> [Request]
Copy the following rows word for word, without the pictures.

··· Data rows

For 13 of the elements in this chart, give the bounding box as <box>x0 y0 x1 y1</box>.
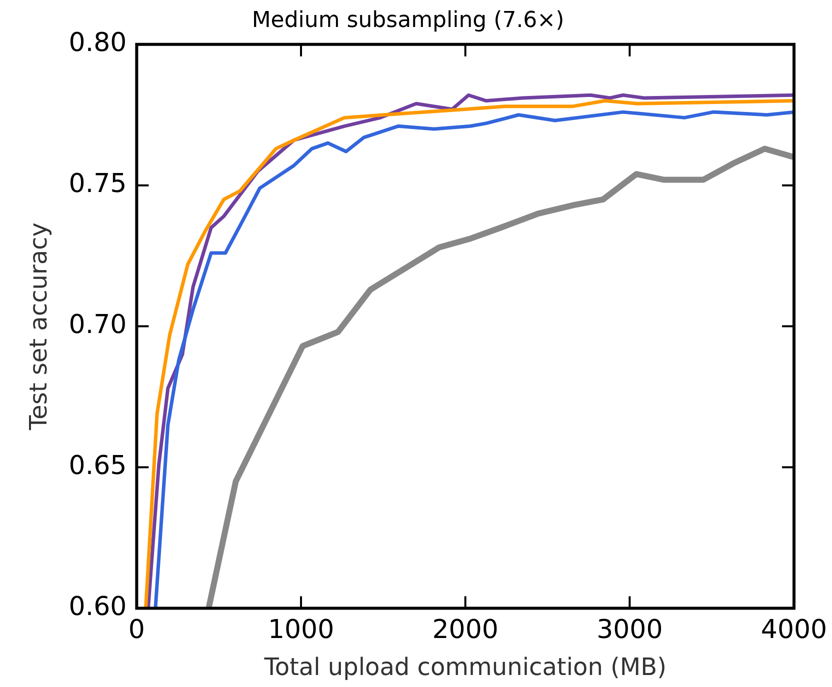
y-tick-label: 0.65 <box>68 451 127 481</box>
y-axis-title: Test set accuracy <box>24 222 53 432</box>
x-tick-label: 1000 <box>268 614 334 645</box>
x-tick-label: 3000 <box>596 614 663 645</box>
y-tick-label: 0.70 <box>68 310 127 340</box>
y-tick-label: 0.80 <box>68 28 127 58</box>
y-tick-label: 0.75 <box>68 169 127 200</box>
x-axis-title: Total upload communication (MB) <box>263 652 666 681</box>
x-tick-label: 0 <box>128 614 145 645</box>
x-tick-label: 2000 <box>432 614 498 645</box>
x-tick-label: 4000 <box>760 614 828 645</box>
chart-title: Medium subsampling (7.6×) <box>252 8 564 33</box>
y-tick-label: 0.60 <box>68 592 127 622</box>
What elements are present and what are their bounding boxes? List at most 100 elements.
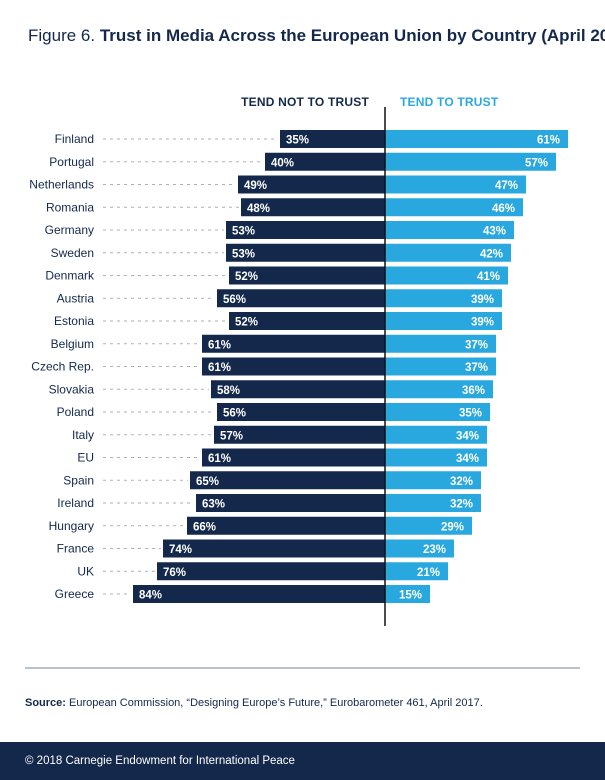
category-label: Greece (55, 587, 95, 601)
bar-not-trust (226, 221, 385, 239)
category-label: Italy (72, 428, 94, 442)
bar-not-trust (238, 175, 385, 194)
category-label: France (57, 542, 95, 556)
label-not-trust: 61% (208, 453, 231, 465)
bar-trust (385, 562, 448, 581)
bar-not-trust (280, 130, 385, 148)
legend-not-trust: TEND NOT TO TRUST (241, 95, 369, 109)
legend-trust: TEND TO TRUST (400, 95, 499, 109)
label-not-trust: 76% (163, 567, 186, 579)
bar-not-trust (202, 334, 385, 353)
bar-trust (385, 266, 508, 285)
bar-not-trust (157, 562, 385, 581)
bar-trust (385, 130, 568, 148)
bar-trust (385, 539, 454, 558)
category-label: Finland (55, 132, 94, 146)
title-prefix: Figure 6. (28, 26, 96, 45)
label-trust: 32% (450, 476, 473, 488)
label-not-trust: 48% (247, 203, 270, 215)
bar-trust (385, 289, 502, 308)
bar-trust (385, 198, 523, 217)
label-trust: 39% (471, 317, 494, 329)
bar-trust (385, 357, 496, 376)
label-not-trust: 65% (196, 476, 219, 488)
copyright: © 2018 Carnegie Endowment for Internatio… (25, 755, 295, 767)
label-trust: 32% (450, 499, 473, 511)
bar-not-trust (265, 152, 385, 171)
label-not-trust: 35% (286, 135, 309, 147)
label-not-trust: 53% (232, 226, 255, 238)
bar-not-trust (202, 448, 385, 467)
bar-trust (385, 516, 472, 535)
bar-not-trust (226, 243, 385, 262)
category-label: Ireland (57, 496, 94, 510)
label-trust: 21% (417, 567, 440, 579)
label-trust: 46% (492, 203, 515, 215)
bar-not-trust (241, 198, 385, 217)
category-label: Sweden (51, 246, 94, 260)
category-label: Belgium (51, 337, 94, 351)
category-label: Germany (45, 223, 94, 237)
bar-trust (385, 585, 430, 603)
bar-not-trust (229, 312, 385, 330)
category-label: Czech Rep. (31, 360, 94, 374)
label-trust: 39% (471, 294, 494, 306)
bar-not-trust (217, 289, 385, 308)
chart-title: Figure 6. Trust in Media Across the Euro… (28, 26, 605, 46)
label-not-trust: 58% (217, 385, 240, 397)
label-trust: 37% (465, 339, 488, 351)
category-label: UK (77, 564, 94, 578)
category-label: EU (77, 451, 94, 465)
label-not-trust: 53% (232, 248, 255, 260)
source-text: European Commission, “Designing Europe’s… (65, 697, 483, 709)
bar-not-trust (190, 471, 385, 490)
bar-trust (385, 243, 511, 262)
category-label: Austria (57, 291, 95, 305)
bar-trust (385, 175, 526, 194)
bar-not-trust (202, 357, 385, 376)
category-label: Denmark (45, 269, 95, 283)
category-label: Hungary (49, 519, 94, 533)
category-label: Poland (57, 405, 94, 419)
label-not-trust: 49% (244, 180, 267, 192)
category-label: Romania (46, 200, 94, 214)
bar-not-trust (163, 539, 385, 558)
label-trust: 47% (495, 180, 518, 192)
label-not-trust: 56% (223, 408, 246, 420)
label-trust: 37% (465, 362, 488, 374)
bar-trust (385, 448, 487, 467)
label-not-trust: 52% (235, 271, 258, 283)
diverging-bar-chart: Finland 35% 61% Portugal 40% 57% Netherlands 49… (29, 107, 568, 626)
bar-not-trust (133, 585, 385, 603)
label-trust: 41% (477, 271, 500, 283)
label-not-trust: 61% (208, 362, 231, 374)
category-label: Estonia (54, 314, 94, 328)
bar-trust (385, 152, 556, 171)
category-label: Portugal (49, 155, 94, 169)
title-main: Trust in Media Across the European Union… (99, 26, 605, 45)
bar-not-trust (214, 425, 385, 444)
label-trust: 34% (456, 430, 479, 442)
bar-not-trust (217, 403, 385, 421)
bar-trust (385, 334, 496, 353)
label-not-trust: 40% (271, 157, 294, 169)
footer: © 2018 Carnegie Endowment for Internatio… (0, 742, 605, 780)
label-trust: 29% (441, 521, 464, 533)
label-not-trust: 66% (193, 521, 216, 533)
label-trust: 15% (399, 590, 422, 602)
label-trust: 61% (537, 135, 560, 147)
category-label: Netherlands (29, 178, 94, 192)
label-trust: 34% (456, 453, 479, 465)
bar-trust (385, 312, 502, 330)
label-not-trust: 74% (169, 544, 192, 556)
bar-not-trust (211, 380, 385, 399)
bar-trust (385, 380, 493, 399)
category-label: Slovakia (49, 382, 95, 396)
label-trust: 42% (480, 248, 503, 260)
label-trust: 23% (423, 544, 446, 556)
bar-not-trust (187, 516, 385, 535)
label-not-trust: 84% (139, 590, 162, 602)
bar-trust (385, 494, 481, 512)
label-trust: 36% (462, 385, 485, 397)
label-not-trust: 57% (220, 430, 243, 442)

······

> [Complete output]
For 13 of the elements in this chart, give the bounding box as <box>x0 y0 x1 y1</box>.
y-tick-label: 0.65 <box>68 451 127 481</box>
y-axis-title: Test set accuracy <box>24 222 53 432</box>
x-tick-label: 1000 <box>268 614 334 645</box>
x-tick-label: 3000 <box>596 614 663 645</box>
y-tick-label: 0.70 <box>68 310 127 340</box>
y-tick-label: 0.80 <box>68 28 127 58</box>
y-tick-label: 0.75 <box>68 169 127 200</box>
x-axis-title: Total upload communication (MB) <box>263 652 666 681</box>
x-tick-label: 0 <box>128 614 145 645</box>
x-tick-label: 2000 <box>432 614 498 645</box>
x-tick-label: 4000 <box>760 614 828 645</box>
chart-title: Medium subsampling (7.6×) <box>252 8 564 33</box>
y-tick-label: 0.60 <box>68 592 127 622</box>
What elements are present and what are their bounding boxes? List at most 100 elements.
category-label: Greece (55, 587, 95, 601)
bar-not-trust (226, 221, 385, 239)
category-label: Italy (72, 428, 94, 442)
bar-not-trust (238, 175, 385, 194)
category-label: France (57, 542, 95, 556)
label-not-trust: 61% (208, 453, 231, 465)
bar-trust (385, 562, 448, 581)
bar-not-trust (280, 130, 385, 148)
legend-not-trust: TEND NOT TO TRUST (241, 95, 369, 109)
legend-trust: TEND TO TRUST (400, 95, 499, 109)
label-not-trust: 76% (163, 567, 186, 579)
bar-not-trust (202, 334, 385, 353)
bar-trust (385, 266, 508, 285)
bar-not-trust (157, 562, 385, 581)
bar-trust (385, 130, 568, 148)
bar-trust (385, 539, 454, 558)
category-label: Finland (55, 132, 94, 146)
title-prefix: Figure 6. (28, 26, 96, 45)
label-trust: 32% (450, 476, 473, 488)
label-not-trust: 48% (247, 203, 270, 215)
bar-trust (385, 289, 502, 308)
bar-trust (385, 198, 523, 217)
label-trust: 39% (471, 317, 494, 329)
bar-trust (385, 357, 496, 376)
label-not-trust: 65% (196, 476, 219, 488)
copyright: © 2018 Carnegie Endowment for Internatio… (25, 755, 295, 767)
label-trust: 32% (450, 499, 473, 511)
bar-not-trust (265, 152, 385, 171)
label-not-trust: 35% (286, 135, 309, 147)
label-not-trust: 53% (232, 226, 255, 238)
bar-not-trust (202, 448, 385, 467)
bar-trust (385, 516, 472, 535)
bar-not-trust (226, 243, 385, 262)
category-label: Ireland (57, 496, 94, 510)
label-trust: 21% (417, 567, 440, 579)
label-trust: 46% (492, 203, 515, 215)
bar-not-trust (241, 198, 385, 217)
category-label: Sweden (51, 246, 94, 260)
category-label: Belgium (51, 337, 94, 351)
category-label: Germany (45, 223, 94, 237)
bar-trust (385, 585, 430, 603)
bar-not-trust (229, 312, 385, 330)
category-label: Czech Rep. (31, 360, 94, 374)
label-trust: 39% (471, 294, 494, 306)
bar-not-trust (217, 289, 385, 308)
chart-title: Figure 6. Trust in Media Across the Euro… (28, 26, 605, 46)
label-not-trust: 58% (217, 385, 240, 397)
label-trust: 37% (465, 339, 488, 351)
category-label: UK (77, 564, 94, 578)
category-label: EU (77, 451, 94, 465)
label-not-trust: 53% (232, 248, 255, 260)
source-text: European Commission, “Designing Europe’s… (65, 697, 483, 709)
bar-not-trust (190, 471, 385, 490)
bar-trust (385, 243, 511, 262)
category-label: Austria (57, 291, 95, 305)
bar-trust (385, 175, 526, 194)
bar-not-trust (202, 357, 385, 376)
category-label: Denmark (45, 269, 95, 283)
category-label: Hungary (49, 519, 94, 533)
category-label: Poland (57, 405, 94, 419)
label-not-trust: 49% (244, 180, 267, 192)
category-label: Romania (46, 200, 94, 214)
bar-not-trust (163, 539, 385, 558)
label-trust: 47% (495, 180, 518, 192)
label-not-trust: 56% (223, 408, 246, 420)
label-trust: 37% (465, 362, 488, 374)
bar-trust (385, 448, 487, 467)
label-not-trust: 52% (235, 271, 258, 283)
diverging-bar-chart: Finland 35% 61% Portugal 40% 57% Netherlands 49… (29, 107, 568, 626)
bar-not-trust (133, 585, 385, 603)
label-trust: 41% (477, 271, 500, 283)
label-not-trust: 61% (208, 362, 231, 374)
category-label: Estonia (54, 314, 94, 328)
bar-trust (385, 152, 556, 171)
category-label: Portugal (49, 155, 94, 169)
title-main: Trust in Media Across the European Union… (99, 26, 605, 45)
bar-not-trust (214, 425, 385, 444)
label-trust: 34% (456, 430, 479, 442)
bar-not-trust (217, 403, 385, 421)
bar-trust (385, 334, 496, 353)
label-not-trust: 40% (271, 157, 294, 169)
footer: © 2018 Carnegie Endowment for Internatio… (0, 742, 605, 780)
label-trust: 29% (441, 521, 464, 533)
label-not-trust: 66% (193, 521, 216, 533)
label-trust: 15% (399, 590, 422, 602)
label-trust: 61% (537, 135, 560, 147)
category-label: Netherlands (29, 178, 94, 192)
label-trust: 34% (456, 453, 479, 465)
bar-trust (385, 312, 502, 330)
label-not-trust: 74% (169, 544, 192, 556)
bar-not-trust (211, 380, 385, 399)
bar-trust (385, 380, 493, 399)
category-label: Slovakia (49, 382, 95, 396)
label-trust: 42% (480, 248, 503, 260)
label-trust: 23% (423, 544, 446, 556)
bar-not-trust (187, 516, 385, 535)
label-not-trust: 84% (139, 590, 162, 602)
bar-trust (385, 494, 481, 512)
label-trust: 36% (462, 385, 485, 397)
label-not-trust: 57% (220, 430, 243, 442)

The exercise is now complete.